# [Task details]
Copy every item below word for word, line by line, with nothing changed.

# [Data to process]
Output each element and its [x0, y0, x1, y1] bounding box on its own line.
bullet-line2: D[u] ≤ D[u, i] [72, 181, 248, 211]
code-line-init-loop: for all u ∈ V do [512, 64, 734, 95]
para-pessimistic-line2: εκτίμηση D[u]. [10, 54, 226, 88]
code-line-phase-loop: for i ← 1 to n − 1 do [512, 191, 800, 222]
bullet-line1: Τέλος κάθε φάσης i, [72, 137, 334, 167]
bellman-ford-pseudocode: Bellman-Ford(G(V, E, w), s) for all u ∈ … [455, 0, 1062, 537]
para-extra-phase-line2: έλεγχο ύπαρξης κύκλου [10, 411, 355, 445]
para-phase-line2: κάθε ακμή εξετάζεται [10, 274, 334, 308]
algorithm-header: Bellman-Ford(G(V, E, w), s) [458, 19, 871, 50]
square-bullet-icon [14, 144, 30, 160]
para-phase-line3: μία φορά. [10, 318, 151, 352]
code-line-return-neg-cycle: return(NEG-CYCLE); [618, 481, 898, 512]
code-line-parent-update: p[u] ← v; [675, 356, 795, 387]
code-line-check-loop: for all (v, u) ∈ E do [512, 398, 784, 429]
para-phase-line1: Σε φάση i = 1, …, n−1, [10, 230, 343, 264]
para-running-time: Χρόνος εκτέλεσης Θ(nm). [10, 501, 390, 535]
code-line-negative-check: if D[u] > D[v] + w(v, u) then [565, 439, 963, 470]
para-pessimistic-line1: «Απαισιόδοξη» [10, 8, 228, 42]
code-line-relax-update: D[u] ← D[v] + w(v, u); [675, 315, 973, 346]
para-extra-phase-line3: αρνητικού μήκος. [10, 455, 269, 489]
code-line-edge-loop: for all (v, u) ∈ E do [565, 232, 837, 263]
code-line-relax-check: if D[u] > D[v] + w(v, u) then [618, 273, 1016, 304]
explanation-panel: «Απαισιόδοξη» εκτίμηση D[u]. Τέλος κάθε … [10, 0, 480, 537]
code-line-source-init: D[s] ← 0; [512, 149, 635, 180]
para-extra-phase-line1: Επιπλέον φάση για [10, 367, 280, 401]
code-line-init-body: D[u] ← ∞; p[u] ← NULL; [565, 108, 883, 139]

# [Exercise response]
Output each element and its [x0, y0, x1, y1] bounding box on its own line.
bullet-line2: D[u] ≤ D[u, i] [72, 181, 248, 211]
code-line-init-loop: for all u ∈ V do [512, 64, 734, 95]
para-pessimistic-line2: εκτίμηση D[u]. [10, 54, 226, 88]
code-line-phase-loop: for i ← 1 to n − 1 do [512, 191, 800, 222]
bullet-line1: Τέλος κάθε φάσης i, [72, 137, 334, 167]
bellman-ford-pseudocode: Bellman-Ford(G(V, E, w), s) for all u ∈ … [455, 0, 1062, 537]
para-extra-phase-line2: έλεγχο ύπαρξης κύκλου [10, 411, 355, 445]
para-phase-line2: κάθε ακμή εξετάζεται [10, 274, 334, 308]
algorithm-header: Bellman-Ford(G(V, E, w), s) [458, 19, 871, 50]
square-bullet-icon [14, 144, 30, 160]
para-phase-line3: μία φορά. [10, 318, 151, 352]
code-line-return-neg-cycle: return(NEG-CYCLE); [618, 481, 898, 512]
code-line-parent-update: p[u] ← v; [675, 356, 795, 387]
code-line-check-loop: for all (v, u) ∈ E do [512, 398, 784, 429]
para-phase-line1: Σε φάση i = 1, …, n−1, [10, 230, 343, 264]
para-running-time: Χρόνος εκτέλεσης Θ(nm). [10, 501, 390, 535]
code-line-negative-check: if D[u] > D[v] + w(v, u) then [565, 439, 963, 470]
para-pessimistic-line1: «Απαισιόδοξη» [10, 8, 228, 42]
code-line-relax-update: D[u] ← D[v] + w(v, u); [675, 315, 973, 346]
para-extra-phase-line3: αρνητικού μήκος. [10, 455, 269, 489]
code-line-edge-loop: for all (v, u) ∈ E do [565, 232, 837, 263]
code-line-relax-check: if D[u] > D[v] + w(v, u) then [618, 273, 1016, 304]
explanation-panel: «Απαισιόδοξη» εκτίμηση D[u]. Τέλος κάθε … [10, 0, 480, 537]
code-line-source-init: D[s] ← 0; [512, 149, 635, 180]
para-extra-phase-line1: Επιπλέον φάση για [10, 367, 280, 401]
code-line-init-body: D[u] ← ∞; p[u] ← NULL; [565, 108, 883, 139]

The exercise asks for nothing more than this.